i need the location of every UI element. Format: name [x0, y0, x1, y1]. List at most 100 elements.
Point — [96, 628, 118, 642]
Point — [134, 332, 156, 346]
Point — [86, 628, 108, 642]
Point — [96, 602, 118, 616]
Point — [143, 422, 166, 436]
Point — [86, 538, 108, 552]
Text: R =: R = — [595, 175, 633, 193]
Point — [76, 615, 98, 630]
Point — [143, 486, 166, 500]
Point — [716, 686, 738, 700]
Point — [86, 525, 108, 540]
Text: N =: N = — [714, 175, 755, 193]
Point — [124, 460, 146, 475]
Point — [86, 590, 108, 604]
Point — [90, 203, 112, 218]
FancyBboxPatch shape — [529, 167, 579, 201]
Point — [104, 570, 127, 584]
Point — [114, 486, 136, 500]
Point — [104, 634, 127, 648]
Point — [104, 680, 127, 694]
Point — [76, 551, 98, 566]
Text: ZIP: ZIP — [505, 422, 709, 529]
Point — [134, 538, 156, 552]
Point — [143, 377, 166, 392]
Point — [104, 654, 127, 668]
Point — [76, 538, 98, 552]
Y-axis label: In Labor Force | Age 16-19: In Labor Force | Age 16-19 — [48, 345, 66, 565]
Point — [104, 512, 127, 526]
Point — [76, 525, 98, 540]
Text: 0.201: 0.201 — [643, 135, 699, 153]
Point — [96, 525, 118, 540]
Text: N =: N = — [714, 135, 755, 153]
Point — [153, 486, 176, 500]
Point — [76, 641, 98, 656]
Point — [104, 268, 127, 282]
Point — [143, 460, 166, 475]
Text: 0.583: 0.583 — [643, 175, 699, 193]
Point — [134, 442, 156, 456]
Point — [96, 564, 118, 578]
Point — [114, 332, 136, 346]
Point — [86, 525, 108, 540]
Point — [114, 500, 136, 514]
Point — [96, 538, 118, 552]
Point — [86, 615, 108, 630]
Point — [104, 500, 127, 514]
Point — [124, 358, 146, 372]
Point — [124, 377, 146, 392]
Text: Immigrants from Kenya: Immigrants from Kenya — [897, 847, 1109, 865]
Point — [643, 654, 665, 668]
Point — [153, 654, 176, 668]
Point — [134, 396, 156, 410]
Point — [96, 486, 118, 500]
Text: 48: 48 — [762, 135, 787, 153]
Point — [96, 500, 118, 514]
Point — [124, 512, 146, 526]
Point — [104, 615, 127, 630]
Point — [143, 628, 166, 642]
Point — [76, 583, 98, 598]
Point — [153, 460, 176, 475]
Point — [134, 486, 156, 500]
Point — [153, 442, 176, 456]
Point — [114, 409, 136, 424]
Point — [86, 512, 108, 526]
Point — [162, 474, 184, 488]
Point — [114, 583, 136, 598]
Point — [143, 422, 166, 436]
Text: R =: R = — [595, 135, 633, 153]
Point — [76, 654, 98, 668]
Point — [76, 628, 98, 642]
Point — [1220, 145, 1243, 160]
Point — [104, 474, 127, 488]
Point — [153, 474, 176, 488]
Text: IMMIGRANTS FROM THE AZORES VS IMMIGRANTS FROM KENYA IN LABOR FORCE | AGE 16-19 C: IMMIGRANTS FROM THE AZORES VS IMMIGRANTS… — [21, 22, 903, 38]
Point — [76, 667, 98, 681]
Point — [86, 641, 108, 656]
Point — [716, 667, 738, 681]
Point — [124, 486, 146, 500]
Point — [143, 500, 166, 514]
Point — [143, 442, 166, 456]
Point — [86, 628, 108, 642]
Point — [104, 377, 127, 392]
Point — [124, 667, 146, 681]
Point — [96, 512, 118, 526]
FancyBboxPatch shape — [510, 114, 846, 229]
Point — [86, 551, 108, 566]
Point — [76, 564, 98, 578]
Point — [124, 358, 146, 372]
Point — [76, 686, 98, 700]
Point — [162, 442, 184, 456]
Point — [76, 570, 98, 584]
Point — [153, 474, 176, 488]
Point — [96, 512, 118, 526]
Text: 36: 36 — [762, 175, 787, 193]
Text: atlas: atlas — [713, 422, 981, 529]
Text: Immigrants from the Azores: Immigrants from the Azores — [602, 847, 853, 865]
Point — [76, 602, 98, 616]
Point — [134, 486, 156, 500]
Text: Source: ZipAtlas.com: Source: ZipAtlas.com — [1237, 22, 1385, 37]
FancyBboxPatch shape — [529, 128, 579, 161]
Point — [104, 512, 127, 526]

* REQUIRED TASK *
Pull out each line in the records above that contains the word "shape".

* WRITTEN SOLUTION *
FancyBboxPatch shape — [529, 167, 579, 201]
FancyBboxPatch shape — [510, 114, 846, 229]
FancyBboxPatch shape — [529, 128, 579, 161]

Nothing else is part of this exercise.